DOCUMENTO DE ORIGEM:
▬▬▬▬▬▬▬▬▬▬
Aliás, esse desespero de estar vivendo entre pessoas que não a compreendiam ela expressa em algumas obras particularmente. Por exemplo, o seu Qadós que agora na nova edição da Editora Globo ficou Kadosh- que significa Ungido em hebraico, ela vai dizer pela boca do personagem: " Andei no meio desses loucos, fiz um manto dos retalhos que me deram, alguns livros debaixo do braço e se via alguém mais louco que os outros, mais aflito, abria um dos livros ao acaso, deixava o vento virar as folhas e aguardava. O vento parou: eis o recado para o outro:sê fiel a ti mesmo e um dia serás livre. Prendem-me. Uma série de perguntas: qual é o teu nome? Qadós. Qa o quê? Qadós de quê? Isso já é bem difícil. Digo: sempre fui só Qadós. Profissão: Não tenho não senhor. Só procuro e penso. Procura e pensa o quê? Procuro uma maneira sábia de me pensar. Fora com ele, é louco, não é da nossa alçada, que se afaste da cidade, que não importune dos cidadãos."
▬▬▬▬▬▬▬▬▬▬
INSTRUÇÕES:
- 1) Responda com base no texto sobre Qadós:
(a) Como ficou o título Qadós na nova edição da Editora Globo?
(b) O que significa esse novo título em hebraico?
(c) O que o personagem responde quando lhe perguntam a profissão?
- 2) Retome o texto sobre Qadós a partir do ponto em que ele termina, escrevendo a continuação.
As linhas que vêm depois deste texto provêm de outra fonte.

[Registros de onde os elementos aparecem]
▬▬▬▬▬▬▬▬▬▬
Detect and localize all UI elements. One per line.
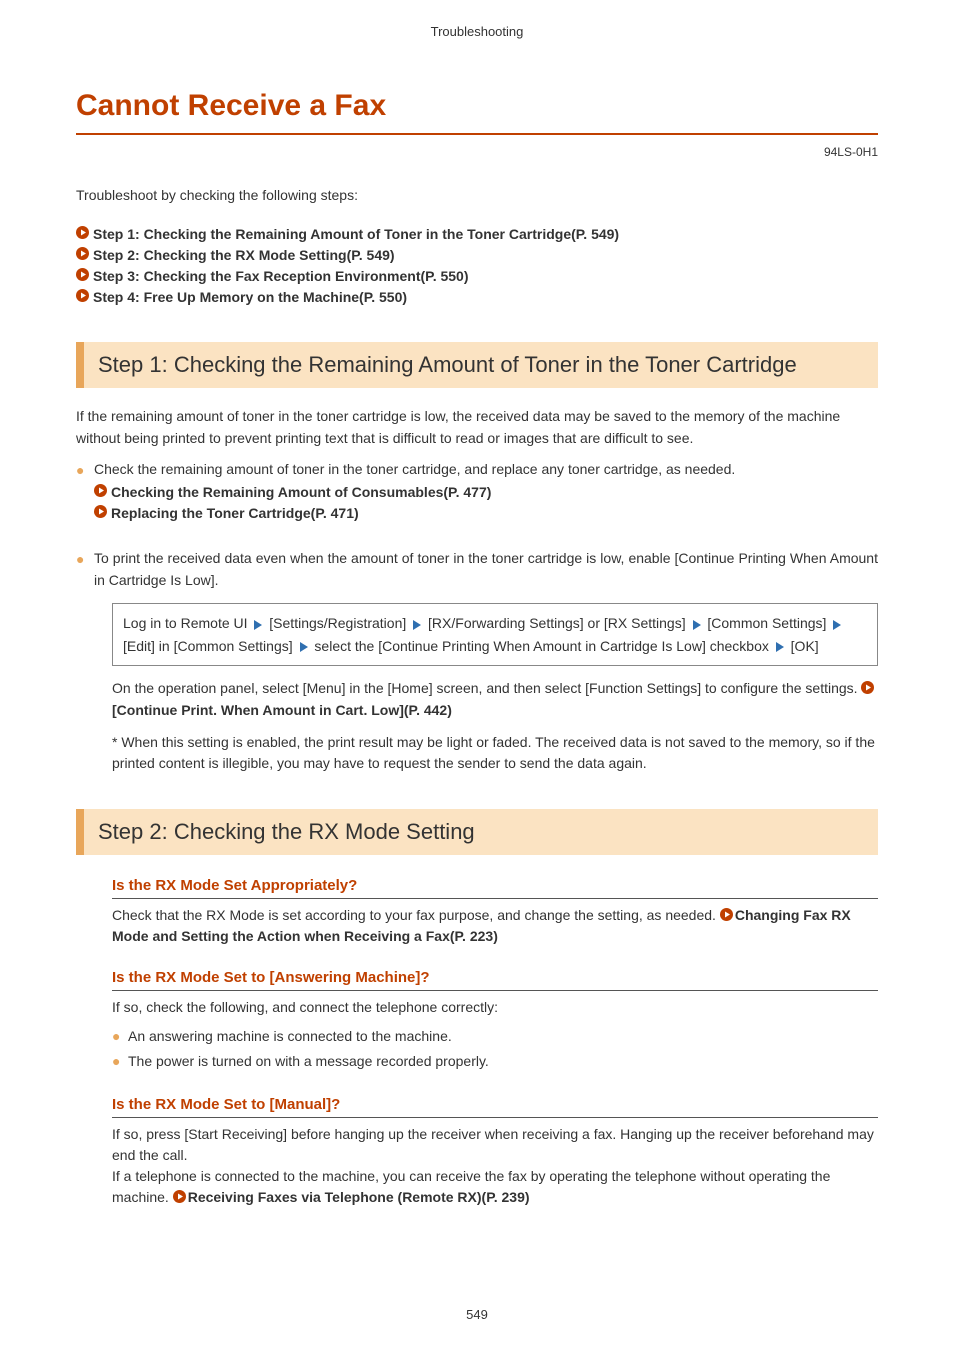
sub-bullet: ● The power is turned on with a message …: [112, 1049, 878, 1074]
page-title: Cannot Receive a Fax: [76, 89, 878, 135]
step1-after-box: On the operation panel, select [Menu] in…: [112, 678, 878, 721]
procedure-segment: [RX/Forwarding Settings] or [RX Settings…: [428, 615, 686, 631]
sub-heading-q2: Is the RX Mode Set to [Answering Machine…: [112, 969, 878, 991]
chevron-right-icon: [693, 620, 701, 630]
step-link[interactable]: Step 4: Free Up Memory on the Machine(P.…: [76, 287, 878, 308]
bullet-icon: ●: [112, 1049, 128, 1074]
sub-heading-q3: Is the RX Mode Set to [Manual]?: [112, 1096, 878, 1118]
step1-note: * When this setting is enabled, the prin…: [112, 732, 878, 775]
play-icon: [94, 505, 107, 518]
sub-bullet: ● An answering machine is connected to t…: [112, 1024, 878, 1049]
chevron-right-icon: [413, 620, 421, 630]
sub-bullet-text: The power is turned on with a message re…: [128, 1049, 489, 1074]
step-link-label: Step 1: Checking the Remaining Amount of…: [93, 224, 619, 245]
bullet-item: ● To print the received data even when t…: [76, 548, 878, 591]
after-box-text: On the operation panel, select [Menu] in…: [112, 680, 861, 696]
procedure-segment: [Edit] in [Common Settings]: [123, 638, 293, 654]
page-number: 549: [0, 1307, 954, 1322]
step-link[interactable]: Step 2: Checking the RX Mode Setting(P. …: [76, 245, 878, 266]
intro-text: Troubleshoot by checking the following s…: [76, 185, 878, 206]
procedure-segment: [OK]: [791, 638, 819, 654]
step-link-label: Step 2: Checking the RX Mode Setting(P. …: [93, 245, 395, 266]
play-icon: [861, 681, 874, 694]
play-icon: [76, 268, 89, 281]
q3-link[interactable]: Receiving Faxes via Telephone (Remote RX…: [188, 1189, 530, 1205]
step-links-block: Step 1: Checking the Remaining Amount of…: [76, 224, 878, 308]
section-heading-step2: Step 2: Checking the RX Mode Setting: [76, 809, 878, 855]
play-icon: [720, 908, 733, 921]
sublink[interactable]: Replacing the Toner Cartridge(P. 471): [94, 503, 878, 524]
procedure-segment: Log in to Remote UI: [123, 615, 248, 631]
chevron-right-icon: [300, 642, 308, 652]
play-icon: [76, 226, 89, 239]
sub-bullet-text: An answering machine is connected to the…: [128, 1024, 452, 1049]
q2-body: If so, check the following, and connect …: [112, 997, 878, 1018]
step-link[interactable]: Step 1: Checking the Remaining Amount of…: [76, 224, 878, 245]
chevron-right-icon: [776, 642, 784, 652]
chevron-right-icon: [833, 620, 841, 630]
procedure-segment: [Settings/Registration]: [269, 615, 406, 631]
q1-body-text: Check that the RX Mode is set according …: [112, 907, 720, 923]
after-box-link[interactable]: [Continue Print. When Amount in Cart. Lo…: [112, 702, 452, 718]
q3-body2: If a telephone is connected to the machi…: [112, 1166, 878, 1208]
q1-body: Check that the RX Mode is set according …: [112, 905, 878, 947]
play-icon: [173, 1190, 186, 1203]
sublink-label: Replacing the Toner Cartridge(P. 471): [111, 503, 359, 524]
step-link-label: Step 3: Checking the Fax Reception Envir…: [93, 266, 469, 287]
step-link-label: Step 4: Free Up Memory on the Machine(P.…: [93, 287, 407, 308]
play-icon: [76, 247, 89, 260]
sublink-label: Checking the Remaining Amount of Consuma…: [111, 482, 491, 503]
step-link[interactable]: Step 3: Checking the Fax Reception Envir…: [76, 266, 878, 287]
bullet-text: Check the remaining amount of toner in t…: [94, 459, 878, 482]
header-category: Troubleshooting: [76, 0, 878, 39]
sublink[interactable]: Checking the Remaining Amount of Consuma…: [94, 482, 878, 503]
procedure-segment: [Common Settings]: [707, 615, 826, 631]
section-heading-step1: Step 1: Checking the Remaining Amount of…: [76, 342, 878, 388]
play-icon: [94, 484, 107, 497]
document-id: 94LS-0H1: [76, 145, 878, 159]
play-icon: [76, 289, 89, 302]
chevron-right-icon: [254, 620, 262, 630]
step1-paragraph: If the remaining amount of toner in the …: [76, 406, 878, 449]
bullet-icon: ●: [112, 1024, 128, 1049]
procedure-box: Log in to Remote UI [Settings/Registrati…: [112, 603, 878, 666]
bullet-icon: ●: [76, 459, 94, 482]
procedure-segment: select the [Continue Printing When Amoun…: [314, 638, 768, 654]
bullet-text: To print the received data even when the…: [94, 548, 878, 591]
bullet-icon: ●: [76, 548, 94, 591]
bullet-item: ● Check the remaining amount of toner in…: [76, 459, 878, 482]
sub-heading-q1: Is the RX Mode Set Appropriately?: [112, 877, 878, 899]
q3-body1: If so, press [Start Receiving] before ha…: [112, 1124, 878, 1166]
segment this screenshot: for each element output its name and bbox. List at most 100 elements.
▬▬▬▬▬▬▬▬▬▬
RESPOSTAS ESPERADAS:
- 1)
(a) Ficou Kadosh.
(b) Significa Ungido.
(c) Ele responde: "Não tenho não senhor. Só procuro e penso."

- 2)
Pode-se dizer que da mesma forma que os cidadãos expulsam Qadós por não entender suas palavras, seu modo de estar no mundo, muitos afastaram os escritos de Hilda Hilst por julgá-los incompreensíveis. Mais uma vez o "o novo" perturbando "o velho". A esta altura, quero dizer nesta época, ela se queixou dessa incompreensão, de ser pouco lida ao escritor português Vergílio Ferreira (autor de Aparição, Nítido Nulo, entre outros) e quando estive em Portugal, fui visitá-lo e ele me deu a resposta para esse lamento da Hilda numa carta onde reafirmava sua certeza de que os textos da Hilda pertenciam mais aos leitores de amanhã.
"Eles a lerão decerto, como já agora te lêm, evidentemente depois de terem refletido que o homem também é homem no intestino grosso". A propósito da ultima frase Vergílio Ferreira resume o sentido das obras da autora como uma "preocupação de trazer Deus até as fezes do homem, de envolver o mais baixo na sublimação pelo mais alto". "Hilda desarticula a língua, juntando na mesma convulsão os elementos mais díspares forçando a lógica habitual, o arrumo habitual das pessoas bem comportadas, ele diz ainda. É aí exatamente que ela afirma sua posição de artista e afinal, ser humano, mulher ".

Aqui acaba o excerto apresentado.